-- Begin EXTRACTED ENTRIES --
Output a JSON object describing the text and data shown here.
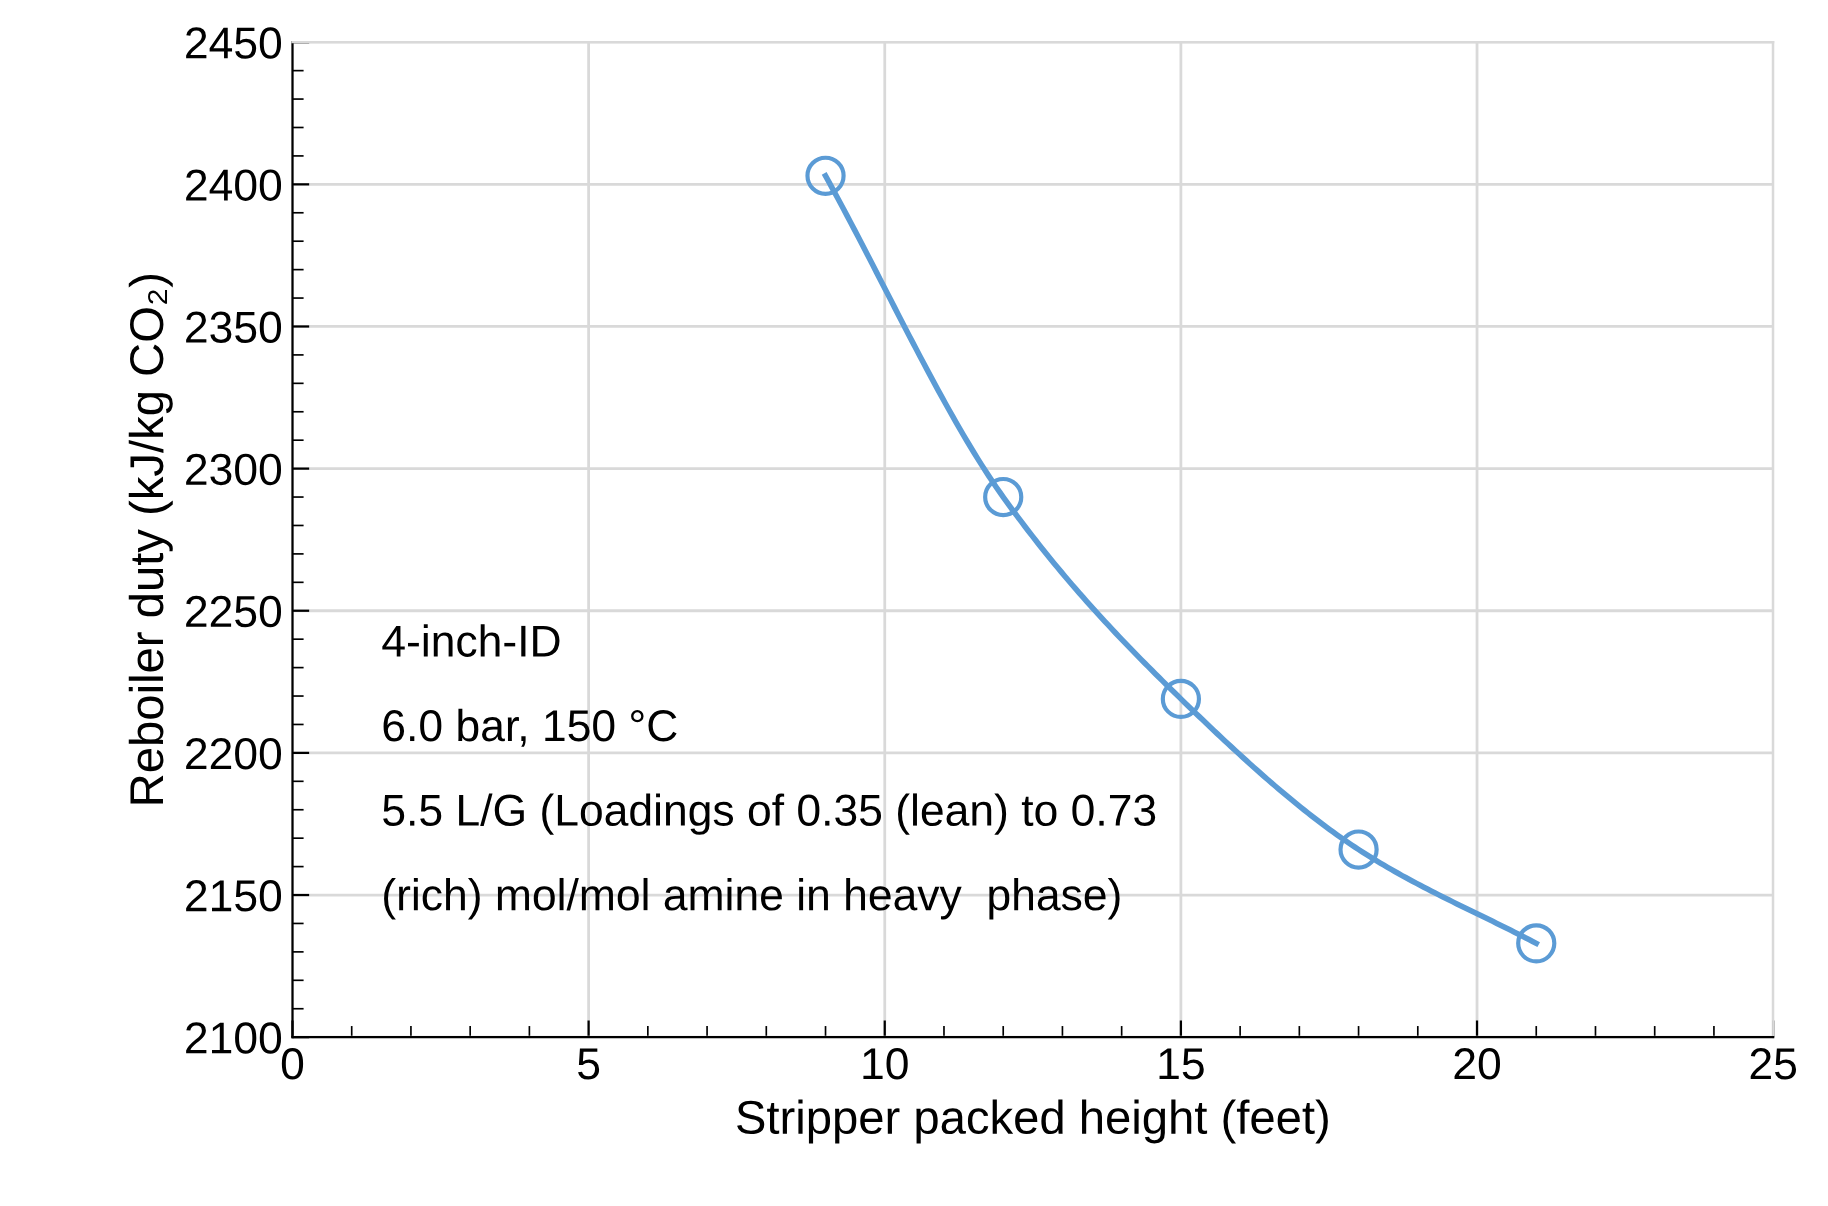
{
  "chart_data": {
    "type": "line",
    "xlabel": "Stripper packed height (feet)",
    "ylabel": "Reboiler duty (kJ/kg CO₂)",
    "x": [
      9,
      12,
      15,
      18,
      21
    ],
    "series": [
      {
        "color": "#5b9bd5",
        "values": [
          2403,
          2290,
          2219,
          2166,
          2133
        ]
      }
    ],
    "xlim": [
      0,
      25
    ],
    "xticks": [
      0,
      5,
      10,
      15,
      20,
      25
    ],
    "ylim": [
      2100,
      2450
    ],
    "yticks": [
      2100,
      2150,
      2200,
      2250,
      2300,
      2350,
      2400,
      2450
    ],
    "grid": true,
    "marker": "circle",
    "line_style": "solid",
    "annotations": [
      "4-inch-ID",
      "6.0 bar, 150 °C",
      "5.5 L/G (Loadings of 0.35 (lean) to 0.73",
      "(rich) mol/mol amine in heavy  phase)"
    ]
  }
}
-- End EXTRACTED ENTRIES --
◆ EXERCISE GOAL
Transcribe every line from the records above without alteration, and leave out the images.

◆ FINAL ANSWER
Output a JSON object describing the text and data shown here.
{
  "chart_data": {
    "type": "line",
    "xlabel": "Stripper packed height (feet)",
    "ylabel": "Reboiler duty (kJ/kg CO₂)",
    "x": [
      9,
      12,
      15,
      18,
      21
    ],
    "series": [
      {
        "color": "#5b9bd5",
        "values": [
          2403,
          2290,
          2219,
          2166,
          2133
        ]
      }
    ],
    "xlim": [
      0,
      25
    ],
    "xticks": [
      0,
      5,
      10,
      15,
      20,
      25
    ],
    "ylim": [
      2100,
      2450
    ],
    "yticks": [
      2100,
      2150,
      2200,
      2250,
      2300,
      2350,
      2400,
      2450
    ],
    "grid": true,
    "marker": "circle",
    "line_style": "solid",
    "annotations": [
      "4-inch-ID",
      "6.0 bar, 150 °C",
      "5.5 L/G (Loadings of 0.35 (lean) to 0.73",
      "(rich) mol/mol amine in heavy  phase)"
    ]
  }
}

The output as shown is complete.